SHORT TASK: Filter the records below and copy every line containing the word "skincare".

— BEGIN —

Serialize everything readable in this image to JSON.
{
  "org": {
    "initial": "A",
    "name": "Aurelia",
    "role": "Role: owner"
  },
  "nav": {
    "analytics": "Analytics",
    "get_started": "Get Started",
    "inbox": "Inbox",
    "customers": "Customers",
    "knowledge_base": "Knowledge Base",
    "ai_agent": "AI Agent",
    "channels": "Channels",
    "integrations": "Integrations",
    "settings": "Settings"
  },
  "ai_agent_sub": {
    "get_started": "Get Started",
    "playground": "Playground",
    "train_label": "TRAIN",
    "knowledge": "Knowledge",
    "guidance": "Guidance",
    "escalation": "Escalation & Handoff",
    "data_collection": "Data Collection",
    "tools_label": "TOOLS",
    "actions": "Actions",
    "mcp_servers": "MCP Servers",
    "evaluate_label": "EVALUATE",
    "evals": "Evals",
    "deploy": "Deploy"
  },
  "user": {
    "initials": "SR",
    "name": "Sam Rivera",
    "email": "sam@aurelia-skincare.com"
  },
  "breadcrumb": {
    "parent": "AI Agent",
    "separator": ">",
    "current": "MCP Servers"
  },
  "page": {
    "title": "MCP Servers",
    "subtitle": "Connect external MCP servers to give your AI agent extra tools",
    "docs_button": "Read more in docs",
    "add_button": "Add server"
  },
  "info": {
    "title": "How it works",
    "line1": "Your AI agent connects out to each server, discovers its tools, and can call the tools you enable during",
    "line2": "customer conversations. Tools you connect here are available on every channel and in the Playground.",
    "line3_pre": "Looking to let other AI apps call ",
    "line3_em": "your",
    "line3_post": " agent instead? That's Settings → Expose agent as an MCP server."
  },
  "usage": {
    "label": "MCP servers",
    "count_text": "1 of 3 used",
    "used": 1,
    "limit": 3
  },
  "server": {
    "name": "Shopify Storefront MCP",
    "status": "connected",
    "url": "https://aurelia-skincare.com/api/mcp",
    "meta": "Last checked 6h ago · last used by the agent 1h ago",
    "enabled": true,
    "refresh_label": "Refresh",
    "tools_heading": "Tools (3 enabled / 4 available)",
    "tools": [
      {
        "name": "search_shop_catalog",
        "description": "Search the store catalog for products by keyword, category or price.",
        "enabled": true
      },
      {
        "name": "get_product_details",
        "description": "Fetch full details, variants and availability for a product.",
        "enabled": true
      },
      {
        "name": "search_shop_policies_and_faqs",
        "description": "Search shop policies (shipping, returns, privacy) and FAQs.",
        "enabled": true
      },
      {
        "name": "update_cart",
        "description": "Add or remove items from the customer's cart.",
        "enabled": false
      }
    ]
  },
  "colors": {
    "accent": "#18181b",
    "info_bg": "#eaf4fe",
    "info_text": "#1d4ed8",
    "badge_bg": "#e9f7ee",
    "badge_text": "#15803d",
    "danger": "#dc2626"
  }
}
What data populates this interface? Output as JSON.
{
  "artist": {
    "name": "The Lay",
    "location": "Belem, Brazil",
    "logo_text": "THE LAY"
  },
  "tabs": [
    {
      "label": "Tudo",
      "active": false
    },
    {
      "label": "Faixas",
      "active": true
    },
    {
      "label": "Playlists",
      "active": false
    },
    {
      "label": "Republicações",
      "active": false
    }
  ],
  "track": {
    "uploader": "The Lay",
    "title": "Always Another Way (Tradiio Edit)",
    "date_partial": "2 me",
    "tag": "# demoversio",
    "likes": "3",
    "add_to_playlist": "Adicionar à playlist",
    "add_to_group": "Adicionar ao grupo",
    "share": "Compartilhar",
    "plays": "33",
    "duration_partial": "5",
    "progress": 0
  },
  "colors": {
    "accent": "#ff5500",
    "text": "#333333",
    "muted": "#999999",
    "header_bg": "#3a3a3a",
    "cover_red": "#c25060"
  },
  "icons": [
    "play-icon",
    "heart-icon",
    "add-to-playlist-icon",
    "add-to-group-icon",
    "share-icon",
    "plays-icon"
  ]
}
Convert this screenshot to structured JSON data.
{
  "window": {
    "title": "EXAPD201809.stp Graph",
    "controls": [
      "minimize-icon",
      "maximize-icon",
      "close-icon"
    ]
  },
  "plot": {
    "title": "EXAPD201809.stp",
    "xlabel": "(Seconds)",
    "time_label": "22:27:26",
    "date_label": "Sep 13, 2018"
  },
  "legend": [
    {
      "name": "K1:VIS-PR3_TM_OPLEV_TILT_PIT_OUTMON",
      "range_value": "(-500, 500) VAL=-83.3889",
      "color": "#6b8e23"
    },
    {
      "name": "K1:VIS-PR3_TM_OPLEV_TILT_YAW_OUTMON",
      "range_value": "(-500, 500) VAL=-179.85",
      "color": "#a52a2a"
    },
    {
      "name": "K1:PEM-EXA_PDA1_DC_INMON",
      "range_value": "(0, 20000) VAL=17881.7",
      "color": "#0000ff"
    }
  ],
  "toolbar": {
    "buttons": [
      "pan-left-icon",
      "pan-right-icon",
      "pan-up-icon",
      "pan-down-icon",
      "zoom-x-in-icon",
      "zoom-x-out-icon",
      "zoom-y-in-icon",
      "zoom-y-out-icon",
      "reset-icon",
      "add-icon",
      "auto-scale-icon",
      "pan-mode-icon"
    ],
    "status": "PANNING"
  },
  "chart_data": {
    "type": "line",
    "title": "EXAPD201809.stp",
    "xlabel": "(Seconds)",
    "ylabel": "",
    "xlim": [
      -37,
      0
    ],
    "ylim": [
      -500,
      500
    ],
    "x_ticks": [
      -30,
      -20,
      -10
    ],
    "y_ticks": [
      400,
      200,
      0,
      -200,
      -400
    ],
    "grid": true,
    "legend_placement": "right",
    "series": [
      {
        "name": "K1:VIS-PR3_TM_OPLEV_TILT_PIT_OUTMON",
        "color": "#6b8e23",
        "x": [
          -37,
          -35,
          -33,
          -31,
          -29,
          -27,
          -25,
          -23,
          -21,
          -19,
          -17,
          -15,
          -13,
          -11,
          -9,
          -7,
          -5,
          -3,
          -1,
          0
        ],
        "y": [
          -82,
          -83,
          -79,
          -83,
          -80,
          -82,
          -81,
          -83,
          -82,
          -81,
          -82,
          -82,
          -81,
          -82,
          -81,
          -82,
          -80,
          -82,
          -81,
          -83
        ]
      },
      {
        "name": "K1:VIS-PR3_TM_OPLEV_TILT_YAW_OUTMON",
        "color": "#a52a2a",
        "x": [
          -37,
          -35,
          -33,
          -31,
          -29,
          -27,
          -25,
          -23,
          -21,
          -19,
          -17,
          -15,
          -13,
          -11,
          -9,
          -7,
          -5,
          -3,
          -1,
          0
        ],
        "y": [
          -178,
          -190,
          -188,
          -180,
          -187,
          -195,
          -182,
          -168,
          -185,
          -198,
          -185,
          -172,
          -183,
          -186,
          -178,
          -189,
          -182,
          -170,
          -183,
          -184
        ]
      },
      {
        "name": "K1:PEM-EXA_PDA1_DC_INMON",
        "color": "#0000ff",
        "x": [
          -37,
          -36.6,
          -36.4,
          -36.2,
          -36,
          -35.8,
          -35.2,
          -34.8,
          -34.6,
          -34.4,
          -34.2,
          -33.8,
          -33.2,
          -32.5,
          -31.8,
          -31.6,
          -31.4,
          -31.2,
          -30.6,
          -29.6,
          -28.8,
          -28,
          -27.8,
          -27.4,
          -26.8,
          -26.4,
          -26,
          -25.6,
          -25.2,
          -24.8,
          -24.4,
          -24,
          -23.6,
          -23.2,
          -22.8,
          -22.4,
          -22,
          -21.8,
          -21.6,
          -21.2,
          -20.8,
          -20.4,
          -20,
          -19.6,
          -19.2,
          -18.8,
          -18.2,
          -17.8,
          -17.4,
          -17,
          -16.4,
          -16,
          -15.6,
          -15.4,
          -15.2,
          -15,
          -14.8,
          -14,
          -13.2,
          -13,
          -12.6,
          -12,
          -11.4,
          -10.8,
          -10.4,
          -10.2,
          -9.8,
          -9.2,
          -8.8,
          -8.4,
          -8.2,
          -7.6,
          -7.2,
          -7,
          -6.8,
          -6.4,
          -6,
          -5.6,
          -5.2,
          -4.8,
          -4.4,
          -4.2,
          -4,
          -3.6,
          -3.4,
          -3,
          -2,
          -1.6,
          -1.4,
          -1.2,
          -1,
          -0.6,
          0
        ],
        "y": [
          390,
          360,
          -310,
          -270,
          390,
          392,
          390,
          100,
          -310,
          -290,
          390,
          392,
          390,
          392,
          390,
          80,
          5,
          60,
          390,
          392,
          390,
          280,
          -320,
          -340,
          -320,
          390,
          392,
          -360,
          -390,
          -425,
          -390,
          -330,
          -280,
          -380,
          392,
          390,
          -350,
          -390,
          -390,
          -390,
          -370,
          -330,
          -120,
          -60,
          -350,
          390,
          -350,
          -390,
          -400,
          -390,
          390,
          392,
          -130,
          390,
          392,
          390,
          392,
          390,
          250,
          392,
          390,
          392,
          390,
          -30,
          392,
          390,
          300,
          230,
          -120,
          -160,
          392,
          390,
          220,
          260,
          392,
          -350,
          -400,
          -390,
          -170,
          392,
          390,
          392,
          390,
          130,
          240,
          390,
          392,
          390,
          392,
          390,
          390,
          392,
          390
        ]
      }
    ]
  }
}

— END —

SOLUTION:
    "email": "sam@aurelia-skincare.com"
    "url": "https://aurelia-skincare.com/api/mcp",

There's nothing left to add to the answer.